AIM: Find each line with "Murray" and copy it.

***

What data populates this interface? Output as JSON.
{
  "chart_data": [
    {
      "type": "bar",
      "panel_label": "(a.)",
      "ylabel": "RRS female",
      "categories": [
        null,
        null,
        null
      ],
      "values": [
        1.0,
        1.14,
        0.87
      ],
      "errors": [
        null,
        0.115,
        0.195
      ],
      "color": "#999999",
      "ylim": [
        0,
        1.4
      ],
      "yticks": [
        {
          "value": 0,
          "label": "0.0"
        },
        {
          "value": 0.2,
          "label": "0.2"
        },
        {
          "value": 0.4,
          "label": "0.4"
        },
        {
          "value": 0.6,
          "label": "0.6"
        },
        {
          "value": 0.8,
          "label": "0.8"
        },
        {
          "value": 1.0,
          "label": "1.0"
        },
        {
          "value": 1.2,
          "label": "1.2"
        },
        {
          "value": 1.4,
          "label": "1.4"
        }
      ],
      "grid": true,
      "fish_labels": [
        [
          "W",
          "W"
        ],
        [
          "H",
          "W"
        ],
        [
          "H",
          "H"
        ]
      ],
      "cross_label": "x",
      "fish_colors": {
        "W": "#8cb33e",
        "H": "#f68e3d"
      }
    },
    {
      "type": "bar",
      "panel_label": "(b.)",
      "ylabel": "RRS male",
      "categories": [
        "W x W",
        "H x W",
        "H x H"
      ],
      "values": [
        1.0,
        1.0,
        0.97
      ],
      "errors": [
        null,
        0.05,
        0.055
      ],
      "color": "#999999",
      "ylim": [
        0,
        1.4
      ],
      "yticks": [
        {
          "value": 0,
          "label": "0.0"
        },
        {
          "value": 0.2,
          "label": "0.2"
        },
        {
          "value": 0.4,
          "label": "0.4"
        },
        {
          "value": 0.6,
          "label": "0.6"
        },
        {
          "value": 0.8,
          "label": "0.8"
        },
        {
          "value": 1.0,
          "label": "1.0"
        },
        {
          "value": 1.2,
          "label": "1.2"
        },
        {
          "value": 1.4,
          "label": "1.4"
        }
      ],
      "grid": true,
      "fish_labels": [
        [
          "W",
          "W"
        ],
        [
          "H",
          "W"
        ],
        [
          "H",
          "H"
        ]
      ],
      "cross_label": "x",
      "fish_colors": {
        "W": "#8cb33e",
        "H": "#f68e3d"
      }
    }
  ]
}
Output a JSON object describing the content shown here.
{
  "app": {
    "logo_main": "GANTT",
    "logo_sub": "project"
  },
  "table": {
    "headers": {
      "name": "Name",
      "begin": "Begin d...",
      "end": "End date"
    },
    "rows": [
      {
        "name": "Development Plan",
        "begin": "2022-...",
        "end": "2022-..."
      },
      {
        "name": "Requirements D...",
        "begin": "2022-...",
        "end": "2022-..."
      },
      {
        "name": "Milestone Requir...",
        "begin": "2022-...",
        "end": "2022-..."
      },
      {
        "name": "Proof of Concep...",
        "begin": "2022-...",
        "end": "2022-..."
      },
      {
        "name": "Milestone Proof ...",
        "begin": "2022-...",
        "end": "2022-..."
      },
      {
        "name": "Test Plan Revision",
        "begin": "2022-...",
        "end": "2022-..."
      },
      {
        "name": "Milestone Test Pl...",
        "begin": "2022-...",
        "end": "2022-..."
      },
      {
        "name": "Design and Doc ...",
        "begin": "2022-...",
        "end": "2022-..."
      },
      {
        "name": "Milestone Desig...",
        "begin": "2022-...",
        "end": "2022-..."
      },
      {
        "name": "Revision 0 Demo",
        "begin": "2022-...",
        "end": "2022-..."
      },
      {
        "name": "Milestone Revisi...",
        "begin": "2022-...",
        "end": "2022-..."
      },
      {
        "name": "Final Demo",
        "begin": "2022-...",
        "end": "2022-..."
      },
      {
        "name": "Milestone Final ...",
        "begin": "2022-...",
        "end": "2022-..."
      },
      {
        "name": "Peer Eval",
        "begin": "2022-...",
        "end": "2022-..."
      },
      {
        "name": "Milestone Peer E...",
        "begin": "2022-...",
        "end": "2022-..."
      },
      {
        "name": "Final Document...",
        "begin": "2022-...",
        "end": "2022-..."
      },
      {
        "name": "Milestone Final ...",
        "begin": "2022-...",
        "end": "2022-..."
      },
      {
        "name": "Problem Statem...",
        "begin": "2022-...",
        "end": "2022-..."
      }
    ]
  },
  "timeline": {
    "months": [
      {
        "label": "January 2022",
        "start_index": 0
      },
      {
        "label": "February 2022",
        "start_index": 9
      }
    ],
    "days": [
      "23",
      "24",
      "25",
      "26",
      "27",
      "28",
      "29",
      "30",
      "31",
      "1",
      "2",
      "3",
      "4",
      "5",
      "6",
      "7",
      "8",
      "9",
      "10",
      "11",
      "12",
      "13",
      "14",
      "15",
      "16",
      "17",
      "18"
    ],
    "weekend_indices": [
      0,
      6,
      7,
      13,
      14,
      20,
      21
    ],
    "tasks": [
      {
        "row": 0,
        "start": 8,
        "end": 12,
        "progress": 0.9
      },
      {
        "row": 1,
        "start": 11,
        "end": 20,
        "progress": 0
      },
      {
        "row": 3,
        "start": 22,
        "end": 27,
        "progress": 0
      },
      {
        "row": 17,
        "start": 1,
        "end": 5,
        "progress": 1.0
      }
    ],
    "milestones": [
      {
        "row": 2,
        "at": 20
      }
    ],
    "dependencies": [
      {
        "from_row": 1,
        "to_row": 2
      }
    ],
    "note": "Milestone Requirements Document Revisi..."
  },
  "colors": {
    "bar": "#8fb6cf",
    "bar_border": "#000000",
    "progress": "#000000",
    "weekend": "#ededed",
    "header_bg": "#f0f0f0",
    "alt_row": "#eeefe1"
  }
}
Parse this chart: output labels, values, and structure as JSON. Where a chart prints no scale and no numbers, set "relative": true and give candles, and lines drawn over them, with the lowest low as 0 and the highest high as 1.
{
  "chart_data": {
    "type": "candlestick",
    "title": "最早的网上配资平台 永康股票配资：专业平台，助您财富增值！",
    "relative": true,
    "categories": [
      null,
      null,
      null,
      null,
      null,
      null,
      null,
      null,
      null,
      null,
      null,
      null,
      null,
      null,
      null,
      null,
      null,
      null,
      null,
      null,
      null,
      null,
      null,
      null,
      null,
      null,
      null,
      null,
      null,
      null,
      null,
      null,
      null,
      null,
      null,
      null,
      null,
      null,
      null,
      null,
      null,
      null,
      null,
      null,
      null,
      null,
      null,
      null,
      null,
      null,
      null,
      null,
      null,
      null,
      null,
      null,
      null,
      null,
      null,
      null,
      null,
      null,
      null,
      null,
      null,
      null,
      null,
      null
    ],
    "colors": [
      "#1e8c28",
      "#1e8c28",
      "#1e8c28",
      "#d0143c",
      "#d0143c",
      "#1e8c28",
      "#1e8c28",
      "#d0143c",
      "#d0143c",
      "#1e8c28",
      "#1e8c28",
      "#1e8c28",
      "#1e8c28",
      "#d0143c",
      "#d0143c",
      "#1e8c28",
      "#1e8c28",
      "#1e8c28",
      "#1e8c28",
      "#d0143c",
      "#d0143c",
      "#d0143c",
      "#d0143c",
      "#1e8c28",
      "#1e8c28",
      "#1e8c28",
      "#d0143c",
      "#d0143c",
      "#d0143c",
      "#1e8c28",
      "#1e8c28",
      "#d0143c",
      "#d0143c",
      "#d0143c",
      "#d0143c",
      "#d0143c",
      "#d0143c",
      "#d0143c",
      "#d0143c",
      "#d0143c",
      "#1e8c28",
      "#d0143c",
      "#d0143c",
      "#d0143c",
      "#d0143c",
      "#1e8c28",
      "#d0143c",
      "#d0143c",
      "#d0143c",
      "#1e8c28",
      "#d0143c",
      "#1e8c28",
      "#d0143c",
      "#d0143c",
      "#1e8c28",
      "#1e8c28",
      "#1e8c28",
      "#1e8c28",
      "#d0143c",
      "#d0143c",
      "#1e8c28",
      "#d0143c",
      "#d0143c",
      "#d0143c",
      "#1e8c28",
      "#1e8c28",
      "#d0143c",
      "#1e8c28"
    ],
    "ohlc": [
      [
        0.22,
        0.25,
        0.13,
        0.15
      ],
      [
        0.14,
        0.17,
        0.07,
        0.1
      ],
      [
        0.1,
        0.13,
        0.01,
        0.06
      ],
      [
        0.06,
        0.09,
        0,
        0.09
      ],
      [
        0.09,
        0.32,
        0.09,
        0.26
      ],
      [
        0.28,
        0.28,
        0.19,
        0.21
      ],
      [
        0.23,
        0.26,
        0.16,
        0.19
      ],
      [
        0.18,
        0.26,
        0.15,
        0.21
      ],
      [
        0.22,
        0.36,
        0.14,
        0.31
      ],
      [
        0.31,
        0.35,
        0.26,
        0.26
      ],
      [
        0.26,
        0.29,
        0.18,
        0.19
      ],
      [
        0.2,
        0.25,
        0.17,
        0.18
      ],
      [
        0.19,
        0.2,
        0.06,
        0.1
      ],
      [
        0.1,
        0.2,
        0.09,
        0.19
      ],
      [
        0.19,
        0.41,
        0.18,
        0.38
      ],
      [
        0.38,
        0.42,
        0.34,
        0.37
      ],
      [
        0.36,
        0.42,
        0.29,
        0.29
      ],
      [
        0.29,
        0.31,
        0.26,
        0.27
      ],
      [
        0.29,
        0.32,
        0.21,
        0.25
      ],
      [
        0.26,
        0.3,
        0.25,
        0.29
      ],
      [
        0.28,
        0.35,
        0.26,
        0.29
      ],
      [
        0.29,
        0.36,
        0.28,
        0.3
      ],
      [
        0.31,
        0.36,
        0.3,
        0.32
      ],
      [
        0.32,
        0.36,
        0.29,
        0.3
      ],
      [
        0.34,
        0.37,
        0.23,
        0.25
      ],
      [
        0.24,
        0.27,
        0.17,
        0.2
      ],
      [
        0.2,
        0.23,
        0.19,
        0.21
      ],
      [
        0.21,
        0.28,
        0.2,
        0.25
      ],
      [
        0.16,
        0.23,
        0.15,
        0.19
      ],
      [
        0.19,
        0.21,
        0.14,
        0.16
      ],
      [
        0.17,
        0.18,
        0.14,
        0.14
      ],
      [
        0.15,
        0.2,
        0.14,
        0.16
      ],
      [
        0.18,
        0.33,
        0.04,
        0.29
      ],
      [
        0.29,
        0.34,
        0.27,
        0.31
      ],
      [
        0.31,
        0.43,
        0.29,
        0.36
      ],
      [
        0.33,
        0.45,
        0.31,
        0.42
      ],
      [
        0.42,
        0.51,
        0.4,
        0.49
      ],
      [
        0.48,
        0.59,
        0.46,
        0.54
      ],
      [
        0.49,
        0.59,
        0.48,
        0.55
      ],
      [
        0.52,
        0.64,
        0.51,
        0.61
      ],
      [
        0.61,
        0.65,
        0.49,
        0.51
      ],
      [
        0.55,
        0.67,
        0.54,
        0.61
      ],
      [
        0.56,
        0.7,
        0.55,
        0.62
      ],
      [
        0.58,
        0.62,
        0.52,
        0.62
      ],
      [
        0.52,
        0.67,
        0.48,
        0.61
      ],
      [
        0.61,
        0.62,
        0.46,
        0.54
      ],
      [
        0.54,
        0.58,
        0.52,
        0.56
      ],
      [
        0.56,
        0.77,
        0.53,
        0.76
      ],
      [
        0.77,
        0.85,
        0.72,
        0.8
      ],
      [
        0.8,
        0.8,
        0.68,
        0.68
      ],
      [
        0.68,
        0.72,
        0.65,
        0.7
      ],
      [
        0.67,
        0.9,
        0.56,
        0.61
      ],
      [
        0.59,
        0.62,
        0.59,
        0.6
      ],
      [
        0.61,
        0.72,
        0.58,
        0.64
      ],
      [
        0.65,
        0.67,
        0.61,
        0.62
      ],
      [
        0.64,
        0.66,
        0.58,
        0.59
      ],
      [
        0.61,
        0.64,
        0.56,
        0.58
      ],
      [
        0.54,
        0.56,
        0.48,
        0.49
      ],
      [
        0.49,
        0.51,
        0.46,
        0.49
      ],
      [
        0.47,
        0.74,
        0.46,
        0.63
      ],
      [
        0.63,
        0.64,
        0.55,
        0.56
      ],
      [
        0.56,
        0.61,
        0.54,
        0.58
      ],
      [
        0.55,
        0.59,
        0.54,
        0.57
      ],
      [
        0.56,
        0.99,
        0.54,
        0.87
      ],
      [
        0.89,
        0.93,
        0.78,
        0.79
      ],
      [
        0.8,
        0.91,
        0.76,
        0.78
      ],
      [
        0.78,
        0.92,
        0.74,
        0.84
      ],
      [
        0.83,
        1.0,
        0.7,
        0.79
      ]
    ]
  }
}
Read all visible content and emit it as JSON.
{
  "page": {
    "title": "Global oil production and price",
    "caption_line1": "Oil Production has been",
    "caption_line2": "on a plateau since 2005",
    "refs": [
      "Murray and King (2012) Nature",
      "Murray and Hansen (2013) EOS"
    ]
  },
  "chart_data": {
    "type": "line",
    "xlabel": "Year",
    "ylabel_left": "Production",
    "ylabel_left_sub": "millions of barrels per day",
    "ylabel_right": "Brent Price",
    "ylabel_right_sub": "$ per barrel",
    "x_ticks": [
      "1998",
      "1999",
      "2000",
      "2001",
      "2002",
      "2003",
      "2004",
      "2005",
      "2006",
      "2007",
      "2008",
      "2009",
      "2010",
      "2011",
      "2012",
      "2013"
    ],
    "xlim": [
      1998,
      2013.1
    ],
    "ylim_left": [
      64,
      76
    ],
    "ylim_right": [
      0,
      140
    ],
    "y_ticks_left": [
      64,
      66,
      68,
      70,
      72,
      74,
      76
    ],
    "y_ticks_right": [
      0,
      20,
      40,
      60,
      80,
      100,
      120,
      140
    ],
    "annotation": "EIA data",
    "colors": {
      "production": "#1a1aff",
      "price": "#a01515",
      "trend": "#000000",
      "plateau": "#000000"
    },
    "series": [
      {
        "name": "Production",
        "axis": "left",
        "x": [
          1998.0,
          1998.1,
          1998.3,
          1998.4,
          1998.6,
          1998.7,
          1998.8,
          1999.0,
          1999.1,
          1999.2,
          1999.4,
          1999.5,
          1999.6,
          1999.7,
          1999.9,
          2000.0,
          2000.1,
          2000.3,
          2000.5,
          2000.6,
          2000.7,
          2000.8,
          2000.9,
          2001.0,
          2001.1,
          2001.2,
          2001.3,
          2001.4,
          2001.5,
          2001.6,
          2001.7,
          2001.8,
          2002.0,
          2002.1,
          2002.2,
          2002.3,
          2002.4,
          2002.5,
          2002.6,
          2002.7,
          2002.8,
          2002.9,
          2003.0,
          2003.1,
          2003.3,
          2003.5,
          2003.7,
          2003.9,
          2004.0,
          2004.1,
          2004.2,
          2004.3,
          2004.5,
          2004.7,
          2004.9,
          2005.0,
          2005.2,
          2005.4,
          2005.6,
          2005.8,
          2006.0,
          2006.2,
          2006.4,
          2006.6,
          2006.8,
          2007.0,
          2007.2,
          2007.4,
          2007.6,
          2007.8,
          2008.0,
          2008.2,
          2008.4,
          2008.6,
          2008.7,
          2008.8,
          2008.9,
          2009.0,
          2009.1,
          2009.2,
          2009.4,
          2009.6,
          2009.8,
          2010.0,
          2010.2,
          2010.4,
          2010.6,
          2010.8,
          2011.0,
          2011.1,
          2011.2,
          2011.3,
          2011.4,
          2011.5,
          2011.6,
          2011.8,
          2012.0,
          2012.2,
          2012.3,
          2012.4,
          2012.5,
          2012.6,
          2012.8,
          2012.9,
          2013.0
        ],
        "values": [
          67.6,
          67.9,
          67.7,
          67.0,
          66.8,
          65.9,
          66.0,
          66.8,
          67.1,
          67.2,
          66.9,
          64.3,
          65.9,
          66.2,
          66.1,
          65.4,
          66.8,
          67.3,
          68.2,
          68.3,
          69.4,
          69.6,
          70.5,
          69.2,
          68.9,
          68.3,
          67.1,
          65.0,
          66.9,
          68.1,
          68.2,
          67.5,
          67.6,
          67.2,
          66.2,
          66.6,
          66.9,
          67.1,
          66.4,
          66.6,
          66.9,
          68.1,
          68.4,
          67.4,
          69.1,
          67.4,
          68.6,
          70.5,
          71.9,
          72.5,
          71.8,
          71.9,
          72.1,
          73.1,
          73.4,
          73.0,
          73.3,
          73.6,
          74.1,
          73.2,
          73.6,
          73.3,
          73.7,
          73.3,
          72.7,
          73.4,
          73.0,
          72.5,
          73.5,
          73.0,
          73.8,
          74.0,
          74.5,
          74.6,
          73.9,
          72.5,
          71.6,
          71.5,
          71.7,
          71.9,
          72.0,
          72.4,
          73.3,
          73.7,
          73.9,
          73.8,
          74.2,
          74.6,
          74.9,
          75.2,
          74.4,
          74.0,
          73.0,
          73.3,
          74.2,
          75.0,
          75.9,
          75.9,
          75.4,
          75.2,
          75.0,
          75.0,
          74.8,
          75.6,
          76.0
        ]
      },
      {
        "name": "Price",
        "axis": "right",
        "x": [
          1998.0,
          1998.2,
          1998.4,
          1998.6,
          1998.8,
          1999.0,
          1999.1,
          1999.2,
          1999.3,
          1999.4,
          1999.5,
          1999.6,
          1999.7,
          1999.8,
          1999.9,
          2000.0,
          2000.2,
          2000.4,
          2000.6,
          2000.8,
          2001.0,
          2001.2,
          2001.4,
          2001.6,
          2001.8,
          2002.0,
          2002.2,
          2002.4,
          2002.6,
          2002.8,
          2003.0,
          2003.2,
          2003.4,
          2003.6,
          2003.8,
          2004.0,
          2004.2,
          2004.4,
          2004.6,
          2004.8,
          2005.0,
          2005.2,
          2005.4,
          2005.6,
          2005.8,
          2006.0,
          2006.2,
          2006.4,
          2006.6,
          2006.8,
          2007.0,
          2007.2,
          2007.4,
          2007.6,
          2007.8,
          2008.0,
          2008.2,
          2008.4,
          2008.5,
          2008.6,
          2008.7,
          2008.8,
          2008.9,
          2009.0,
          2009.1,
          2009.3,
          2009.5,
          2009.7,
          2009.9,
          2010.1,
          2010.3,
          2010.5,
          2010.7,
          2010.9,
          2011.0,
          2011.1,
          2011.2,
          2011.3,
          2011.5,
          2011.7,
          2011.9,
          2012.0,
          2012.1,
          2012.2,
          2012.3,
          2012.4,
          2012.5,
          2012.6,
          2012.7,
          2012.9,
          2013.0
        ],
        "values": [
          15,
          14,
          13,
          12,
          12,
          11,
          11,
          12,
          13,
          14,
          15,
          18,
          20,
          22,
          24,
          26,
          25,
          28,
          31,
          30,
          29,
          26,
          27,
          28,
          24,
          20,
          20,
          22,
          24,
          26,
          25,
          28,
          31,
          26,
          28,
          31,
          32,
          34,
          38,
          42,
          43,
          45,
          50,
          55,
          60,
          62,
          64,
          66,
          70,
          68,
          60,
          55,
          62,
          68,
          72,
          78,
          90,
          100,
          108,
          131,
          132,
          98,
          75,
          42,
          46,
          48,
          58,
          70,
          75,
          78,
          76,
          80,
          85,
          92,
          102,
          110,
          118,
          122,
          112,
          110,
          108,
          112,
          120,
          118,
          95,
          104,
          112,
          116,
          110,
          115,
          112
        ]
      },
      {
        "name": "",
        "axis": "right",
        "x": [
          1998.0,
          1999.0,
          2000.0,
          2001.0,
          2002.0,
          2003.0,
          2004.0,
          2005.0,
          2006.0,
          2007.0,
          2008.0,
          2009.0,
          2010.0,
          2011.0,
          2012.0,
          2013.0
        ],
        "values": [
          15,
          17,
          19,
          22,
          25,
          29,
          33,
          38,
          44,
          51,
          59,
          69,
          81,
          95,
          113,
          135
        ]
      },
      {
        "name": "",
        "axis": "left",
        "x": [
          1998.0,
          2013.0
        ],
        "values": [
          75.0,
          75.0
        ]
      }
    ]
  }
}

***

THE RESPONSE:
      "Murray and King (2012) Nature",
      "Murray and Hansen (2013) EOS"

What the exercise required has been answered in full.